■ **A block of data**
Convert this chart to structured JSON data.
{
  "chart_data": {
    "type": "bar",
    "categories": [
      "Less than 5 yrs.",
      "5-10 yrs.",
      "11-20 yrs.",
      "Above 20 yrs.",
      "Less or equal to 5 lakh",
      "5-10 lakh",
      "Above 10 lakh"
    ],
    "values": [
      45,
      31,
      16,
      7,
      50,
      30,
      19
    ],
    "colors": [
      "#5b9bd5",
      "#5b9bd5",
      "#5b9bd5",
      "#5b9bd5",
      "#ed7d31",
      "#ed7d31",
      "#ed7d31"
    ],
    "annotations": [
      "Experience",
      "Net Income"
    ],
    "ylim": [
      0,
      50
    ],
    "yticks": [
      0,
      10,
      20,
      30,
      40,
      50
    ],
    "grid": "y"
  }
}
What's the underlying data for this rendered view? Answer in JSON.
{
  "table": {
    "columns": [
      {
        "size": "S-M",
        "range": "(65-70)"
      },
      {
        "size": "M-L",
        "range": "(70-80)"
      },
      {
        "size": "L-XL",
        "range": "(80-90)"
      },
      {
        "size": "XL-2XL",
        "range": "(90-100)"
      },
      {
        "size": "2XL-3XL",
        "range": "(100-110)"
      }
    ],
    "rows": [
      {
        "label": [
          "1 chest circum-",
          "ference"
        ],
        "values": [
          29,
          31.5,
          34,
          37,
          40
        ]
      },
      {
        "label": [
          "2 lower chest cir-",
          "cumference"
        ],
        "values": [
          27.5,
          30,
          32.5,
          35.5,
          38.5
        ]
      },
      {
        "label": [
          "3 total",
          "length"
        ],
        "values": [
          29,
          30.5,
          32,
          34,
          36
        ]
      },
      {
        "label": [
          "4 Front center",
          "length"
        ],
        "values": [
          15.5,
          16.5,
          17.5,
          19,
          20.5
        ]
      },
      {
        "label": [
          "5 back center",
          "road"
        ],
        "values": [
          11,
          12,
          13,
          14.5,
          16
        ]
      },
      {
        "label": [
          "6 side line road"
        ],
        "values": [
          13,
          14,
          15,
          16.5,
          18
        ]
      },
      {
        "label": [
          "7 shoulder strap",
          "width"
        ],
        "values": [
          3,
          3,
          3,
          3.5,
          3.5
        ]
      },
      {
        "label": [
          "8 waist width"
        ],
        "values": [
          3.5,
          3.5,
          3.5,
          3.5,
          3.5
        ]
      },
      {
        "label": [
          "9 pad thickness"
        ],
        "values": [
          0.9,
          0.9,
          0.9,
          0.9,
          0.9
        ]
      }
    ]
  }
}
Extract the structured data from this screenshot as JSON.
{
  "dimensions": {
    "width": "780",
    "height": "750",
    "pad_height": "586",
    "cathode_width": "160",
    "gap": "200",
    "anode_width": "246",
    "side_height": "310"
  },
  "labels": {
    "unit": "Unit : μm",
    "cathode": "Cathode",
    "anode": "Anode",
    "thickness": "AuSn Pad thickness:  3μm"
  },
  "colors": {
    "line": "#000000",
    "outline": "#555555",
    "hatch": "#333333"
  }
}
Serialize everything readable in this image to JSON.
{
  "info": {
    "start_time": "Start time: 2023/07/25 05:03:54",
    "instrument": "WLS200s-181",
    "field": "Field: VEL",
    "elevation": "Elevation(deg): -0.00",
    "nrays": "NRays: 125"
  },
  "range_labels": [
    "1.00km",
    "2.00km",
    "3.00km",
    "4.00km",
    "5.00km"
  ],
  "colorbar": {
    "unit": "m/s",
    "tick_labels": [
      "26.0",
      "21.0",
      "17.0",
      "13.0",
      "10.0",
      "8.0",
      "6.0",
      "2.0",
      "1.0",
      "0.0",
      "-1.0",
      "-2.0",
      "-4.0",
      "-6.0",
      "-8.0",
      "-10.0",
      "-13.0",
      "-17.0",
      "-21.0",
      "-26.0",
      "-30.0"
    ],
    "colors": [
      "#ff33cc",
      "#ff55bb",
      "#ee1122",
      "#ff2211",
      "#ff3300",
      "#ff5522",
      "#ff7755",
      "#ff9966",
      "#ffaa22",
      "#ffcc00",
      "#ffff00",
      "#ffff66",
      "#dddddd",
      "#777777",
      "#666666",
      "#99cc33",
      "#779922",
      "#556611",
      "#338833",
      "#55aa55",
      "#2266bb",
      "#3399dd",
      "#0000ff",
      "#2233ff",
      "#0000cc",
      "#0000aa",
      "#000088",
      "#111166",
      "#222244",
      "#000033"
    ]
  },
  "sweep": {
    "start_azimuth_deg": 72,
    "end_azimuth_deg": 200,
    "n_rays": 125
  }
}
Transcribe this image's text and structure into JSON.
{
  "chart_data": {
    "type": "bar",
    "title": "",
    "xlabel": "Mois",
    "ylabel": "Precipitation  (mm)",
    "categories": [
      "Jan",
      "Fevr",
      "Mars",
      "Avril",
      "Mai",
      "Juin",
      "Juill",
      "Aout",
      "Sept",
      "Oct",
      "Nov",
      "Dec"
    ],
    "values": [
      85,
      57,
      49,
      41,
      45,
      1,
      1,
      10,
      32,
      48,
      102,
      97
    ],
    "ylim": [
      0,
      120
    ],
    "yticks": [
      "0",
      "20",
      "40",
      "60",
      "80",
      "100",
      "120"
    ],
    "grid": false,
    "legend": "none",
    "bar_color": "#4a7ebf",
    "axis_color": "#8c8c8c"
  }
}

■ **What is being asked**
Output all preceding records character for character.

■ **Response**
Convert this chart to structured JSON data.
{
  "chart_data": {
    "type": "bar",
    "categories": [
      "Less than 5 yrs.",
      "5-10 yrs.",
      "11-20 yrs.",
      "Above 20 yrs.",
      "Less or equal to 5 lakh",
      "5-10 lakh",
      "Above 10 lakh"
    ],
    "values": [
      45,
      31,
      16,
      7,
      50,
      30,
      19
    ],
    "colors": [
      "#5b9bd5",
      "#5b9bd5",
      "#5b9bd5",
      "#5b9bd5",
      "#ed7d31",
      "#ed7d31",
      "#ed7d31"
    ],
    "annotations": [
      "Experience",
      "Net Income"
    ],
    "ylim": [
      0,
      50
    ],
    "yticks": [
      0,
      10,
      20,
      30,
      40,
      50
    ],
    "grid": "y"
  }
}
What's the underlying data for this rendered view? Answer in JSON.
{
  "table": {
    "columns": [
      {
        "size": "S-M",
        "range": "(65-70)"
      },
      {
        "size": "M-L",
        "range": "(70-80)"
      },
      {
        "size": "L-XL",
        "range": "(80-90)"
      },
      {
        "size": "XL-2XL",
        "range": "(90-100)"
      },
      {
        "size": "2XL-3XL",
        "range": "(100-110)"
      }
    ],
    "rows": [
      {
        "label": [
          "1 chest circum-",
          "ference"
        ],
        "values": [
          29,
          31.5,
          34,
          37,
          40
        ]
      },
      {
        "label": [
          "2 lower chest cir-",
          "cumference"
        ],
        "values": [
          27.5,
          30,
          32.5,
          35.5,
          38.5
        ]
      },
      {
        "label": [
          "3 total",
          "length"
        ],
        "values": [
          29,
          30.5,
          32,
          34,
          36
        ]
      },
      {
        "label": [
          "4 Front center",
          "length"
        ],
        "values": [
          15.5,
          16.5,
          17.5,
          19,
          20.5
        ]
      },
      {
        "label": [
          "5 back center",
          "road"
        ],
        "values": [
          11,
          12,
          13,
          14.5,
          16
        ]
      },
      {
        "label": [
          "6 side line road"
        ],
        "values": [
          13,
          14,
          15,
          16.5,
          18
        ]
      },
      {
        "label": [
          "7 shoulder strap",
          "width"
        ],
        "values": [
          3,
          3,
          3,
          3.5,
          3.5
        ]
      },
      {
        "label": [
          "8 waist width"
        ],
        "values": [
          3.5,
          3.5,
          3.5,
          3.5,
          3.5
        ]
      },
      {
        "label": [
          "9 pad thickness"
        ],
        "values": [
          0.9,
          0.9,
          0.9,
          0.9,
          0.9
        ]
      }
    ]
  }
}
Extract the structured data from this screenshot as JSON.
{
  "dimensions": {
    "width": "780",
    "height": "750",
    "pad_height": "586",
    "cathode_width": "160",
    "gap": "200",
    "anode_width": "246",
    "side_height": "310"
  },
  "labels": {
    "unit": "Unit : μm",
    "cathode": "Cathode",
    "anode": "Anode",
    "thickness": "AuSn Pad thickness:  3μm"
  },
  "colors": {
    "line": "#000000",
    "outline": "#555555",
    "hatch": "#333333"
  }
}
Serialize everything readable in this image to JSON.
{
  "info": {
    "start_time": "Start time: 2023/07/25 05:03:54",
    "instrument": "WLS200s-181",
    "field": "Field: VEL",
    "elevation": "Elevation(deg): -0.00",
    "nrays": "NRays: 125"
  },
  "range_labels": [
    "1.00km",
    "2.00km",
    "3.00km",
    "4.00km",
    "5.00km"
  ],
  "colorbar": {
    "unit": "m/s",
    "tick_labels": [
      "26.0",
      "21.0",
      "17.0",
      "13.0",
      "10.0",
      "8.0",
      "6.0",
      "2.0",
      "1.0",
      "0.0",
      "-1.0",
      "-2.0",
      "-4.0",
      "-6.0",
      "-8.0",
      "-10.0",
      "-13.0",
      "-17.0",
      "-21.0",
      "-26.0",
      "-30.0"
    ],
    "colors": [
      "#ff33cc",
      "#ff55bb",
      "#ee1122",
      "#ff2211",
      "#ff3300",
      "#ff5522",
      "#ff7755",
      "#ff9966",
      "#ffaa22",
      "#ffcc00",
      "#ffff00",
      "#ffff66",
      "#dddddd",
      "#777777",
      "#666666",
      "#99cc33",
      "#779922",
      "#556611",
      "#338833",
      "#55aa55",
      "#2266bb",
      "#3399dd",
      "#0000ff",
      "#2233ff",
      "#0000cc",
      "#0000aa",
      "#000088",
      "#111166",
      "#222244",
      "#000033"
    ]
  },
  "sweep": {
    "start_azimuth_deg": 72,
    "end_azimuth_deg": 200,
    "n_rays": 125
  }
}
Transcribe this image's text and structure into JSON.
{
  "chart_data": {
    "type": "bar",
    "title": "",
    "xlabel": "Mois",
    "ylabel": "Precipitation  (mm)",
    "categories": [
      "Jan",
      "Fevr",
      "Mars",
      "Avril",
      "Mai",
      "Juin",
      "Juill",
      "Aout",
      "Sept",
      "Oct",
      "Nov",
      "Dec"
    ],
    "values": [
      85,
      57,
      49,
      41,
      45,
      1,
      1,
      10,
      32,
      48,
      102,
      97
    ],
    "ylim": [
      0,
      120
    ],
    "yticks": [
      "0",
      "20",
      "40",
      "60",
      "80",
      "100",
      "120"
    ],
    "grid": false,
    "legend": "none",
    "bar_color": "#4a7ebf",
    "axis_color": "#8c8c8c"
  }
}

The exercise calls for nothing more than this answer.